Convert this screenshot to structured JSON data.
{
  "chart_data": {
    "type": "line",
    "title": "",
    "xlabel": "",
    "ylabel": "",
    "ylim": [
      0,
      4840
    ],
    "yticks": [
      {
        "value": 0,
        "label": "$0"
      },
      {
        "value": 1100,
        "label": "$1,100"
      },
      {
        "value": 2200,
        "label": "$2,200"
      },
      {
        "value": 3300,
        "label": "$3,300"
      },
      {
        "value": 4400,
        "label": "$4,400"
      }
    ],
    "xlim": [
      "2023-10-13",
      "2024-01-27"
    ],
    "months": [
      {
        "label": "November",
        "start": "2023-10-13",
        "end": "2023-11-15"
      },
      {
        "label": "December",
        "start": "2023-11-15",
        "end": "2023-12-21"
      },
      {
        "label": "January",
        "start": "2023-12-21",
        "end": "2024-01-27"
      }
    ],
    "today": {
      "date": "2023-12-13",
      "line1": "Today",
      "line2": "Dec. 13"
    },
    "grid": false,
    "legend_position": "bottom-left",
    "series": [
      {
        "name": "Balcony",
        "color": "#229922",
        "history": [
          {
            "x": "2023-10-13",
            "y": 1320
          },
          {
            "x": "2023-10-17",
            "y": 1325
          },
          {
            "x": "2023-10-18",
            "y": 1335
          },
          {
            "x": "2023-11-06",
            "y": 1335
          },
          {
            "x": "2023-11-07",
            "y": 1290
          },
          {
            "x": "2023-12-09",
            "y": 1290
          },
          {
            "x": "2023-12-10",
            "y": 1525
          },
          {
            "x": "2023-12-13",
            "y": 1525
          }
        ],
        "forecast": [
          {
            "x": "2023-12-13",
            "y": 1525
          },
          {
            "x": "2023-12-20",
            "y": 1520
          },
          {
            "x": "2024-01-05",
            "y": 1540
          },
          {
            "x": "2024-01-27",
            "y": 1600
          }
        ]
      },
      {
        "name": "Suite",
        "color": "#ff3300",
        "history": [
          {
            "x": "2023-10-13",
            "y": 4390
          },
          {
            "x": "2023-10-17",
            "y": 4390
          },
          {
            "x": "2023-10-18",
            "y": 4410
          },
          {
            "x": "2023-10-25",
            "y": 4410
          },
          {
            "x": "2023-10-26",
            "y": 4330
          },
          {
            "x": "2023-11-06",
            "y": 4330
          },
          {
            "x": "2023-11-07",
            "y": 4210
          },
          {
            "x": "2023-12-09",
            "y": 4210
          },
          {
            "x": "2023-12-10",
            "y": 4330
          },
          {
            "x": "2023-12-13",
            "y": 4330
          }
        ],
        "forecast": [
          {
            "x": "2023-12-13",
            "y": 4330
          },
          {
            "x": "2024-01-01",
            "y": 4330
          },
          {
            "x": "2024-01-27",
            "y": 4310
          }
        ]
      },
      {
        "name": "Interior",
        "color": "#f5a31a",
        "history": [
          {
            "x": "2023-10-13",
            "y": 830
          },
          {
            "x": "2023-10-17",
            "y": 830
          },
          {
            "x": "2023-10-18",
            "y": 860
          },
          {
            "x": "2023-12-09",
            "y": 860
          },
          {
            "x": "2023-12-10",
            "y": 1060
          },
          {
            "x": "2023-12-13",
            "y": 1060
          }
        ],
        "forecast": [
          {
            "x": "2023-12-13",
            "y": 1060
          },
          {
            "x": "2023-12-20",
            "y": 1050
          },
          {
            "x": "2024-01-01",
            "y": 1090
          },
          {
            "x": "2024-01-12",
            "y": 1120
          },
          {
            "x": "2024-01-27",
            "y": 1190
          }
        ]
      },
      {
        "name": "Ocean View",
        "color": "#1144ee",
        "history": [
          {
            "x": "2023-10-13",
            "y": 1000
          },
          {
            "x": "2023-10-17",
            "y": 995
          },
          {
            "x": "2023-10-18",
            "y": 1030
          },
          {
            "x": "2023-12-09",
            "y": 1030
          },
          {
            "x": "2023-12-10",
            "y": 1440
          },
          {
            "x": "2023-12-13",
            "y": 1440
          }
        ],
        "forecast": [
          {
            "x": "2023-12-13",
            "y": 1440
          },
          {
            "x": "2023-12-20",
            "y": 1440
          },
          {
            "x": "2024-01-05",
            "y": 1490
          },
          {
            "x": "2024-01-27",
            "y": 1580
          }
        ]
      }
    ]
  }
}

*Brief*
Each line above that holds the string "start" should be copied and shown.

*Task response*
        "start": "2023-10-13",
        "start": "2023-11-15",
        "start": "2023-12-21",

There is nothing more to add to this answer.